◆ Required work ◆
Set down the whole listing verbatim.

[Figure collection entries]
□ □ □
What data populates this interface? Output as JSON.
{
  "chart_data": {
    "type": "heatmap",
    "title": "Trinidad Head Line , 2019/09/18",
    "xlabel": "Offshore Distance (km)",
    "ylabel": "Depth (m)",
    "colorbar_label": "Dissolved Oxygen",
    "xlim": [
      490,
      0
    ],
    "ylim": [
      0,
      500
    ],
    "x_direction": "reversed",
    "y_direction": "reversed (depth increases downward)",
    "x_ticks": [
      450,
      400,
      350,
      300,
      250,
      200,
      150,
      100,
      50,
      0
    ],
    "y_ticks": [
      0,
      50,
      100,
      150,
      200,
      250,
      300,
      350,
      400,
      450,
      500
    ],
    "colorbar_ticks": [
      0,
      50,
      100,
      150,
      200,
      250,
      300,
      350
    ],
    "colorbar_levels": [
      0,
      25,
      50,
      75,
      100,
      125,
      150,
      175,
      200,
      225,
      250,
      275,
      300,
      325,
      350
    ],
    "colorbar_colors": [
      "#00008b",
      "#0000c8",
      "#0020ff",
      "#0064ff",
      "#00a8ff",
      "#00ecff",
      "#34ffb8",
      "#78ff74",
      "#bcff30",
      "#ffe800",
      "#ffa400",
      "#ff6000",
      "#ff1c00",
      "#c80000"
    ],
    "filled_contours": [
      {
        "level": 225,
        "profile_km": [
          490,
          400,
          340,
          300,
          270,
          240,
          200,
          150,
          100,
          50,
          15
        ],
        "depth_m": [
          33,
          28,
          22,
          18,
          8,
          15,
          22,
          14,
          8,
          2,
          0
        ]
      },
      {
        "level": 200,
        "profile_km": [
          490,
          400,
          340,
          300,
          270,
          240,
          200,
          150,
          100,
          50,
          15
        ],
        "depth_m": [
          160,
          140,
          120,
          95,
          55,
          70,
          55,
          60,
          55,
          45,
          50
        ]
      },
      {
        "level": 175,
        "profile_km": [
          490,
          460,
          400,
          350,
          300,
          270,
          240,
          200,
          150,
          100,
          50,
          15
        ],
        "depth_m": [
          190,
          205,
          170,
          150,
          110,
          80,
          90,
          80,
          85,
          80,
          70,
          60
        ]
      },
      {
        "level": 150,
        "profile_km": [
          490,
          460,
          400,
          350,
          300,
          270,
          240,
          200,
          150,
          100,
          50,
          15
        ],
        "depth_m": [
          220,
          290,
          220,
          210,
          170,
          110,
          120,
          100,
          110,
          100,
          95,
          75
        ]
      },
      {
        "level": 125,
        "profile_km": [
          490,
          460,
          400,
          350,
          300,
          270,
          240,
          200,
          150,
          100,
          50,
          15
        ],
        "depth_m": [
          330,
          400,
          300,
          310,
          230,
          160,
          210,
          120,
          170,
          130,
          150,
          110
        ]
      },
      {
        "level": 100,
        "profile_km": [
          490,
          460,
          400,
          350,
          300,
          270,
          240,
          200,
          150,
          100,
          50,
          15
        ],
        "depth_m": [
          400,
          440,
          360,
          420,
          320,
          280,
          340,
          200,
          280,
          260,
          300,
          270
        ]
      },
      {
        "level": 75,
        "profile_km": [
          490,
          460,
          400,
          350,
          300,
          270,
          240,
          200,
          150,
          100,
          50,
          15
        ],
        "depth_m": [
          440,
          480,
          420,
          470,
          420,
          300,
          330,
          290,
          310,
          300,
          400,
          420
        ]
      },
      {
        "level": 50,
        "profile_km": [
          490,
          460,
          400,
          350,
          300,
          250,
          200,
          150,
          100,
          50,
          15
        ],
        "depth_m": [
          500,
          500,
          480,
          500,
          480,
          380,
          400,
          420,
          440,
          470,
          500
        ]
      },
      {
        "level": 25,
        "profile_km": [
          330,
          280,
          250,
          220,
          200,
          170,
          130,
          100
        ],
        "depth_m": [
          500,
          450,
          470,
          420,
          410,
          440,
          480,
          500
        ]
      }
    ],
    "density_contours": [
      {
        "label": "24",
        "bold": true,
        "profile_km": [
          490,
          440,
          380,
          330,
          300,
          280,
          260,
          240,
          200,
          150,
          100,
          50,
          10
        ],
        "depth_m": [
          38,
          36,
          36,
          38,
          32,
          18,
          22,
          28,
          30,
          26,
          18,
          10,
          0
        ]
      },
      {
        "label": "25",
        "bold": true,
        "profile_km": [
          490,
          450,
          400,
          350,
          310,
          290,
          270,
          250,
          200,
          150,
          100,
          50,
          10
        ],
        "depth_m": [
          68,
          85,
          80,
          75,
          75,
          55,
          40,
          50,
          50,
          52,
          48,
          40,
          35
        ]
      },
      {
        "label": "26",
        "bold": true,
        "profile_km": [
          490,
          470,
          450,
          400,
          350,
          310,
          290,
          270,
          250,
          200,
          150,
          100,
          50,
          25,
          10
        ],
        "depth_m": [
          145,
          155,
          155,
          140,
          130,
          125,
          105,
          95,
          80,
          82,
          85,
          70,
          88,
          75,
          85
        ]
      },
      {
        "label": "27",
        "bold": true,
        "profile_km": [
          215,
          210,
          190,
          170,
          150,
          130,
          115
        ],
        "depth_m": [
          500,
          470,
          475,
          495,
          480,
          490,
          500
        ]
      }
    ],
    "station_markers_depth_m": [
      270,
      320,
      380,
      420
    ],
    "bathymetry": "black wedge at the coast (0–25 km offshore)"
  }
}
□ □ □
◆ Written answer ◆
What data populates this interface? Output as JSON.
{
  "chart_data": {
    "type": "heatmap",
    "title": "Trinidad Head Line , 2019/09/18",
    "xlabel": "Offshore Distance (km)",
    "ylabel": "Depth (m)",
    "colorbar_label": "Dissolved Oxygen",
    "xlim": [
      490,
      0
    ],
    "ylim": [
      0,
      500
    ],
    "x_direction": "reversed",
    "y_direction": "reversed (depth increases downward)",
    "x_ticks": [
      450,
      400,
      350,
      300,
      250,
      200,
      150,
      100,
      50,
      0
    ],
    "y_ticks": [
      0,
      50,
      100,
      150,
      200,
      250,
      300,
      350,
      400,
      450,
      500
    ],
    "colorbar_ticks": [
      0,
      50,
      100,
      150,
      200,
      250,
      300,
      350
    ],
    "colorbar_levels": [
      0,
      25,
      50,
      75,
      100,
      125,
      150,
      175,
      200,
      225,
      250,
      275,
      300,
      325,
      350
    ],
    "colorbar_colors": [
      "#00008b",
      "#0000c8",
      "#0020ff",
      "#0064ff",
      "#00a8ff",
      "#00ecff",
      "#34ffb8",
      "#78ff74",
      "#bcff30",
      "#ffe800",
      "#ffa400",
      "#ff6000",
      "#ff1c00",
      "#c80000"
    ],
    "filled_contours": [
      {
        "level": 225,
        "profile_km": [
          490,
          400,
          340,
          300,
          270,
          240,
          200,
          150,
          100,
          50,
          15
        ],
        "depth_m": [
          33,
          28,
          22,
          18,
          8,
          15,
          22,
          14,
          8,
          2,
          0
        ]
      },
      {
        "level": 200,
        "profile_km": [
          490,
          400,
          340,
          300,
          270,
          240,
          200,
          150,
          100,
          50,
          15
        ],
        "depth_m": [
          160,
          140,
          120,
          95,
          55,
          70,
          55,
          60,
          55,
          45,
          50
        ]
      },
      {
        "level": 175,
        "profile_km": [
          490,
          460,
          400,
          350,
          300,
          270,
          240,
          200,
          150,
          100,
          50,
          15
        ],
        "depth_m": [
          190,
          205,
          170,
          150,
          110,
          80,
          90,
          80,
          85,
          80,
          70,
          60
        ]
      },
      {
        "level": 150,
        "profile_km": [
          490,
          460,
          400,
          350,
          300,
          270,
          240,
          200,
          150,
          100,
          50,
          15
        ],
        "depth_m": [
          220,
          290,
          220,
          210,
          170,
          110,
          120,
          100,
          110,
          100,
          95,
          75
        ]
      },
      {
        "level": 125,
        "profile_km": [
          490,
          460,
          400,
          350,
          300,
          270,
          240,
          200,
          150,
          100,
          50,
          15
        ],
        "depth_m": [
          330,
          400,
          300,
          310,
          230,
          160,
          210,
          120,
          170,
          130,
          150,
          110
        ]
      },
      {
        "level": 100,
        "profile_km": [
          490,
          460,
          400,
          350,
          300,
          270,
          240,
          200,
          150,
          100,
          50,
          15
        ],
        "depth_m": [
          400,
          440,
          360,
          420,
          320,
          280,
          340,
          200,
          280,
          260,
          300,
          270
        ]
      },
      {
        "level": 75,
        "profile_km": [
          490,
          460,
          400,
          350,
          300,
          270,
          240,
          200,
          150,
          100,
          50,
          15
        ],
        "depth_m": [
          440,
          480,
          420,
          470,
          420,
          300,
          330,
          290,
          310,
          300,
          400,
          420
        ]
      },
      {
        "level": 50,
        "profile_km": [
          490,
          460,
          400,
          350,
          300,
          250,
          200,
          150,
          100,
          50,
          15
        ],
        "depth_m": [
          500,
          500,
          480,
          500,
          480,
          380,
          400,
          420,
          440,
          470,
          500
        ]
      },
      {
        "level": 25,
        "profile_km": [
          330,
          280,
          250,
          220,
          200,
          170,
          130,
          100
        ],
        "depth_m": [
          500,
          450,
          470,
          420,
          410,
          440,
          480,
          500
        ]
      }
    ],
    "density_contours": [
      {
        "label": "24",
        "bold": true,
        "profile_km": [
          490,
          440,
          380,
          330,
          300,
          280,
          260,
          240,
          200,
          150,
          100,
          50,
          10
        ],
        "depth_m": [
          38,
          36,
          36,
          38,
          32,
          18,
          22,
          28,
          30,
          26,
          18,
          10,
          0
        ]
      },
      {
        "label": "25",
        "bold": true,
        "profile_km": [
          490,
          450,
          400,
          350,
          310,
          290,
          270,
          250,
          200,
          150,
          100,
          50,
          10
        ],
        "depth_m": [
          68,
          85,
          80,
          75,
          75,
          55,
          40,
          50,
          50,
          52,
          48,
          40,
          35
        ]
      },
      {
        "label": "26",
        "bold": true,
        "profile_km": [
          490,
          470,
          450,
          400,
          350,
          310,
          290,
          270,
          250,
          200,
          150,
          100,
          50,
          25,
          10
        ],
        "depth_m": [
          145,
          155,
          155,
          140,
          130,
          125,
          105,
          95,
          80,
          82,
          85,
          70,
          88,
          75,
          85
        ]
      },
      {
        "label": "27",
        "bold": true,
        "profile_km": [
          215,
          210,
          190,
          170,
          150,
          130,
          115
        ],
        "depth_m": [
          500,
          470,
          475,
          495,
          480,
          490,
          500
        ]
      }
    ],
    "station_markers_depth_m": [
      270,
      320,
      380,
      420
    ],
    "bathymetry": "black wedge at the coast (0–25 km offshore)"
  }
}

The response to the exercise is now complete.